- _What is expected_
Print each of the entries exactly, leaving nothing out.

- _Data section_
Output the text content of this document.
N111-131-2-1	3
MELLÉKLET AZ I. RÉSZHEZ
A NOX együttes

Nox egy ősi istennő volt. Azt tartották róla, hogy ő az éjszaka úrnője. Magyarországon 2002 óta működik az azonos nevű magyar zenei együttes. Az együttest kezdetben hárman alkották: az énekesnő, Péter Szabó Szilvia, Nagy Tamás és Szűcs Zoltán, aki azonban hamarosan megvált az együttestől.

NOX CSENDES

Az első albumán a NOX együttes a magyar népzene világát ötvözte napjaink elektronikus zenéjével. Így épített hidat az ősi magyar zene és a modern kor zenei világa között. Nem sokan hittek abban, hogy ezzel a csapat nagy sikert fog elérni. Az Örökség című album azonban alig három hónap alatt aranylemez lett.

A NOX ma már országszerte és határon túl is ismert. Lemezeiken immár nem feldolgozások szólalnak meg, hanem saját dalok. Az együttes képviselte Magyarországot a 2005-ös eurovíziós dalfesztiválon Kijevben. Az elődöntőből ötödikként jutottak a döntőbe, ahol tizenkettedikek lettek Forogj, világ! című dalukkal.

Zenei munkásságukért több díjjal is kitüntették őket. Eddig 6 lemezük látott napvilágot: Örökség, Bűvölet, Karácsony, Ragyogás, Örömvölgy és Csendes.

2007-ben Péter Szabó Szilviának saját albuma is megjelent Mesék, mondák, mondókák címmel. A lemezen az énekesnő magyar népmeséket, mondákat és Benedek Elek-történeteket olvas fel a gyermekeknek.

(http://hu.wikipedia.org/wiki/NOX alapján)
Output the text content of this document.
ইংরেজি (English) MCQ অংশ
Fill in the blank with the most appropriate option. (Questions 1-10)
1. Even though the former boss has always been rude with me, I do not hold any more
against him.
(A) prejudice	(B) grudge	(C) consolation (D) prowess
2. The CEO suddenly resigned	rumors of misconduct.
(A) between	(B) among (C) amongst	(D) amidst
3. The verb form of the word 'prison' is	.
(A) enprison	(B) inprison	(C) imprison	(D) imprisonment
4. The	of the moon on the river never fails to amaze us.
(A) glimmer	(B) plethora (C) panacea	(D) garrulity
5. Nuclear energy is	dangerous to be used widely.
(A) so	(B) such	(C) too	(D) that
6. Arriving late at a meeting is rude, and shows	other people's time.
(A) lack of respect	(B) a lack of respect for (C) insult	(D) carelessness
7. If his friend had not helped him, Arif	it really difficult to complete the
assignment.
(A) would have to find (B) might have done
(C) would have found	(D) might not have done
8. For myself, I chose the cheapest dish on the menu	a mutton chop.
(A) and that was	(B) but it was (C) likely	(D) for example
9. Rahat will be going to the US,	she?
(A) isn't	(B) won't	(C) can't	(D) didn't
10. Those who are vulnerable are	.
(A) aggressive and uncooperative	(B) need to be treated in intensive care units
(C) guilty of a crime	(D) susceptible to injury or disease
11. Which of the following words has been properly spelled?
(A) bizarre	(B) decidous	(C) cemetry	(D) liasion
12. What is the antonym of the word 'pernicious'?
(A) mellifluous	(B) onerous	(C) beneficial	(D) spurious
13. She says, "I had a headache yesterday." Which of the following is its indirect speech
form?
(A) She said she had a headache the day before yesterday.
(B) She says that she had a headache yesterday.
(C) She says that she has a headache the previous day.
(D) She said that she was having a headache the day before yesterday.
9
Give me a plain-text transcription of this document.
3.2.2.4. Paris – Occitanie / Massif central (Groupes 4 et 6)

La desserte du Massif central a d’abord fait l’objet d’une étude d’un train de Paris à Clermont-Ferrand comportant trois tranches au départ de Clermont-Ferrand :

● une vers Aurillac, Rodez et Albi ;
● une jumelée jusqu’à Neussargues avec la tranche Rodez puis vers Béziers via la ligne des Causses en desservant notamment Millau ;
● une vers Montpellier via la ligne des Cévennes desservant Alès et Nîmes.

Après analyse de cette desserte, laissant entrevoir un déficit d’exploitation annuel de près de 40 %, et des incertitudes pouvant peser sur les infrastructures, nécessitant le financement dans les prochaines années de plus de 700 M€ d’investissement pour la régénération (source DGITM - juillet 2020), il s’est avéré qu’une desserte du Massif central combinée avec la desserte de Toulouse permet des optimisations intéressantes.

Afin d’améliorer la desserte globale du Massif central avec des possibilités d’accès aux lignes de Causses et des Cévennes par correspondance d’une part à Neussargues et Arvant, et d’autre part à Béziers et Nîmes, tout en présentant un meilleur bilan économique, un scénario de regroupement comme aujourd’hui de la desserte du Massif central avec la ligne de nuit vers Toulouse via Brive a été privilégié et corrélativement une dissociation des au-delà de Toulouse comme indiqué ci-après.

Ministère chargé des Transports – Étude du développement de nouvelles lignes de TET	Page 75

- _Final answer_
Output the text content of this document.
N111-131-2-1	3
MELLÉKLET AZ I. RÉSZHEZ
A NOX együttes

Nox egy ősi istennő volt. Azt tartották róla, hogy ő az éjszaka úrnője. Magyarországon 2002 óta működik az azonos nevű magyar zenei együttes. Az együttest kezdetben hárman alkották: az énekesnő, Péter Szabó Szilvia, Nagy Tamás és Szűcs Zoltán, aki azonban hamarosan megvált az együttestől.

NOX CSENDES

Az első albumán a NOX együttes a magyar népzene világát ötvözte napjaink elektronikus zenéjével. Így épített hidat az ősi magyar zene és a modern kor zenei világa között. Nem sokan hittek abban, hogy ezzel a csapat nagy sikert fog elérni. Az Örökség című album azonban alig három hónap alatt aranylemez lett.

A NOX ma már országszerte és határon túl is ismert. Lemezeiken immár nem feldolgozások szólalnak meg, hanem saját dalok. Az együttes képviselte Magyarországot a 2005-ös eurovíziós dalfesztiválon Kijevben. Az elődöntőből ötödikként jutottak a döntőbe, ahol tizenkettedikek lettek Forogj, világ! című dalukkal.

Zenei munkásságukért több díjjal is kitüntették őket. Eddig 6 lemezük látott napvilágot: Örökség, Bűvölet, Karácsony, Ragyogás, Örömvölgy és Csendes.

2007-ben Péter Szabó Szilviának saját albuma is megjelent Mesék, mondák, mondókák címmel. A lemezen az énekesnő magyar népmeséket, mondákat és Benedek Elek-történeteket olvas fel a gyermekeknek.

(http://hu.wikipedia.org/wiki/NOX alapján)
Output the text content of this document.
ইংরেজি (English) MCQ অংশ
Fill in the blank with the most appropriate option. (Questions 1-10)
1. Even though the former boss has always been rude with me, I do not hold any more
against him.
(A) prejudice	(B) grudge	(C) consolation (D) prowess
2. The CEO suddenly resigned	rumors of misconduct.
(A) between	(B) among (C) amongst	(D) amidst
3. The verb form of the word 'prison' is	.
(A) enprison	(B) inprison	(C) imprison	(D) imprisonment
4. The	of the moon on the river never fails to amaze us.
(A) glimmer	(B) plethora (C) panacea	(D) garrulity
5. Nuclear energy is	dangerous to be used widely.
(A) so	(B) such	(C) too	(D) that
6. Arriving late at a meeting is rude, and shows	other people's time.
(A) lack of respect	(B) a lack of respect for (C) insult	(D) carelessness
7. If his friend had not helped him, Arif	it really difficult to complete the
assignment.
(A) would have to find (B) might have done
(C) would have found	(D) might not have done
8. For myself, I chose the cheapest dish on the menu	a mutton chop.
(A) and that was	(B) but it was (C) likely	(D) for example
9. Rahat will be going to the US,	she?
(A) isn't	(B) won't	(C) can't	(D) didn't
10. Those who are vulnerable are	.
(A) aggressive and uncooperative	(B) need to be treated in intensive care units
(C) guilty of a crime	(D) susceptible to injury or disease
11. Which of the following words has been properly spelled?
(A) bizarre	(B) decidous	(C) cemetry	(D) liasion
12. What is the antonym of the word 'pernicious'?
(A) mellifluous	(B) onerous	(C) beneficial	(D) spurious
13. She says, "I had a headache yesterday." Which of the following is its indirect speech
form?
(A) She said she had a headache the day before yesterday.
(B) She says that she had a headache yesterday.
(C) She says that she has a headache the previous day.
(D) She said that she was having a headache the day before yesterday.
9
Give me a plain-text transcription of this document.
3.2.2.4. Paris – Occitanie / Massif central (Groupes 4 et 6)

La desserte du Massif central a d’abord fait l’objet d’une étude d’un train de Paris à Clermont-Ferrand comportant trois tranches au départ de Clermont-Ferrand :

● une vers Aurillac, Rodez et Albi ;
● une jumelée jusqu’à Neussargues avec la tranche Rodez puis vers Béziers via la ligne des Causses en desservant notamment Millau ;
● une vers Montpellier via la ligne des Cévennes desservant Alès et Nîmes.

Après analyse de cette desserte, laissant entrevoir un déficit d’exploitation annuel de près de 40 %, et des incertitudes pouvant peser sur les infrastructures, nécessitant le financement dans les prochaines années de plus de 700 M€ d’investissement pour la régénération (source DGITM - juillet 2020), il s’est avéré qu’une desserte du Massif central combinée avec la desserte de Toulouse permet des optimisations intéressantes.

Afin d’améliorer la desserte globale du Massif central avec des possibilités d’accès aux lignes de Causses et des Cévennes par correspondance d’une part à Neussargues et Arvant, et d’autre part à Béziers et Nîmes, tout en présentant un meilleur bilan économique, un scénario de regroupement comme aujourd’hui de la desserte du Massif central avec la ligne de nuit vers Toulouse via Brive a été privilégié et corrélativement une dissociation des au-delà de Toulouse comme indiqué ci-après.

Ministère chargé des Transports – Étude du développement de nouvelles lignes de TET	Page 75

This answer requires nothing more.